What to work on
Render the lines of the listing starting at the line containing "Patent image size: (969, 850)." and ending at the line containing "The electrical cord 52 is at (840, 248)." as a numbered list, omitting any blank lines.

Start of Record set

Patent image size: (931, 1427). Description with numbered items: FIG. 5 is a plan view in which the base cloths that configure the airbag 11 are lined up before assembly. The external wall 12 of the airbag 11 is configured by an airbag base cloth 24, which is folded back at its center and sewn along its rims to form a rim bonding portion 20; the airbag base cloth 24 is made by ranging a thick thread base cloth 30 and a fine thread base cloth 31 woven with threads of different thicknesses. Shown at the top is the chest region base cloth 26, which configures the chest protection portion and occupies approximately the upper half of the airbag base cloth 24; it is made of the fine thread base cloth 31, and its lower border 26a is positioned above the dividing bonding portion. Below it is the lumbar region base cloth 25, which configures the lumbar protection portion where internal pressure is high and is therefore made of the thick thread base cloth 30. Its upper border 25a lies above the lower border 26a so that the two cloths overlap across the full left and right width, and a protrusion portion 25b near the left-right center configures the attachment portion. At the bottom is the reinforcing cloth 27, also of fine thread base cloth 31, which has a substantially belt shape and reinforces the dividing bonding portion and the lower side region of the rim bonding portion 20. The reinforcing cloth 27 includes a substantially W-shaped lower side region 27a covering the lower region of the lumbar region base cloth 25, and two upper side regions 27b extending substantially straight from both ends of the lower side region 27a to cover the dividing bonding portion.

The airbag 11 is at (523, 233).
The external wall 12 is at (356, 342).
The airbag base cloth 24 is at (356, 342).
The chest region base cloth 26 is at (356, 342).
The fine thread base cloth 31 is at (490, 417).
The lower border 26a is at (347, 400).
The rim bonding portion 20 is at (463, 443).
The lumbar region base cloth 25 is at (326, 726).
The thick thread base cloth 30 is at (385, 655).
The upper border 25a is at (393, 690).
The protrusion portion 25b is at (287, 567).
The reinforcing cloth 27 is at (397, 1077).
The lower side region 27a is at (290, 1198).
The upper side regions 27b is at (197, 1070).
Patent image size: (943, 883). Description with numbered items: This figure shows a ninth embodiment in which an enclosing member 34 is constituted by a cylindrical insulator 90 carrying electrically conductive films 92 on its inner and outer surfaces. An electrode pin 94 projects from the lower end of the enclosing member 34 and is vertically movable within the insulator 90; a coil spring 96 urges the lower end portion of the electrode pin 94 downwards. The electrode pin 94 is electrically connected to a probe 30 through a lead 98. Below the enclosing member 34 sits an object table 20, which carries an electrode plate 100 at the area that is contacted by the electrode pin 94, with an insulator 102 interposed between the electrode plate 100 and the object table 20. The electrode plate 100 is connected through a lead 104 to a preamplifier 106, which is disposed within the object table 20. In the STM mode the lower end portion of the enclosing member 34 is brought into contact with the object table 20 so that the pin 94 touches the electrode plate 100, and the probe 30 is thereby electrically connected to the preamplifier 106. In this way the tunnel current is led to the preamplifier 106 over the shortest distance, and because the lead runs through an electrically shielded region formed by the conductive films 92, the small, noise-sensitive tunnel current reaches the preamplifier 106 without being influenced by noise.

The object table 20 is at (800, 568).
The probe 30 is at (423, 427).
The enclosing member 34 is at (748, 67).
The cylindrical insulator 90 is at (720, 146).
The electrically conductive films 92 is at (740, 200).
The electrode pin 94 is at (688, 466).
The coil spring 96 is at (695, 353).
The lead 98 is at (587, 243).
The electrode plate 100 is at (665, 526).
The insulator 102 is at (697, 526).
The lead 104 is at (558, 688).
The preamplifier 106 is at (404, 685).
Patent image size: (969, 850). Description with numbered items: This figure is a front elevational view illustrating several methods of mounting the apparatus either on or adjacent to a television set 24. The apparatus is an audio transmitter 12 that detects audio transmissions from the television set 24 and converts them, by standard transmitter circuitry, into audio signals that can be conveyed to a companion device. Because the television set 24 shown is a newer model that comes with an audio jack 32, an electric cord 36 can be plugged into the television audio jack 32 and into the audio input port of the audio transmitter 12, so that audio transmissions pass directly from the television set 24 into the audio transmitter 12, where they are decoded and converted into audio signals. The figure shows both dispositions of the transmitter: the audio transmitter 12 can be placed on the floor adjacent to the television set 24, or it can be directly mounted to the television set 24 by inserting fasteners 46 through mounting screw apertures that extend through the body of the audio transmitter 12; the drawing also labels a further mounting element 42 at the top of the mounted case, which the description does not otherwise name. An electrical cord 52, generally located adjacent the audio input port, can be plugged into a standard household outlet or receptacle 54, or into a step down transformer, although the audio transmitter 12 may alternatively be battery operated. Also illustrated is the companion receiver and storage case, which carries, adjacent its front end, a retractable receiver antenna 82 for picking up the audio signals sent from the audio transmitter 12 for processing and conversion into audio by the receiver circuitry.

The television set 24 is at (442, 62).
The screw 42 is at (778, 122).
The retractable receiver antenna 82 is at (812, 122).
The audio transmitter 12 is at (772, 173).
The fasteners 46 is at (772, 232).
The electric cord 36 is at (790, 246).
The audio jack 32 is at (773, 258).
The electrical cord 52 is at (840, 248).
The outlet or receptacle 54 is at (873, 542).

End of Record set

Task answer
1. Patent image size: (969, 850). Description with numbered items: This figure is a front elevational view illustrating several methods of mounting the apparatus either on or adjacent to a television set 24. The apparatus is an audio transmitter 12 that detects audio transmissions from the television set 24 and converts them, by standard transmitter circuitry, into audio signals that can be conveyed to a companion device. Because the television set 24 shown is a newer model that comes with an audio jack 32, an electric cord 36 can be plugged into the television audio jack 32 and into the audio input port of the audio transmitter 12, so that audio transmissions pass directly from the television set 24 into the audio transmitter 12, where they are decoded and converted into audio signals. The figure shows both dispositions of the transmitter: the audio transmitter 12 can be placed on the floor adjacent to the television set 24, or it can be directly mounted to the television set 24 by inserting fasteners 46 through mounting screw apertures that extend through the body of the audio transmitter 12; the drawing also labels a further mounting element 42 at the top of the mounted case, which the description does not otherwise name. An electrical cord 52, generally located adjacent the audio input port, can be plugged into a standard household outlet or receptacle 54, or into a step down transformer, although the audio transmitter 12 may alternatively be battery operated. Also illustrated is the companion receiver and storage case, which carries, adjacent its front end, a retractable receiver antenna 82 for picking up the audio signals sent from the audio transmitter 12 for processing and conversion into audio by the receiver circuitry.
2. The television set 24 is at (442, 62).
3. The screw 42 is at (778, 122).
4. The retractable receiver antenna 82 is at (812, 122).
5. The audio transmitter 12 is at (772, 173).
6. The fasteners 46 is at (772, 232).
7. The electric cord 36 is at (790, 246).
8. The audio jack 32 is at (773, 258).
9. The electrical cord 52 is at (840, 248).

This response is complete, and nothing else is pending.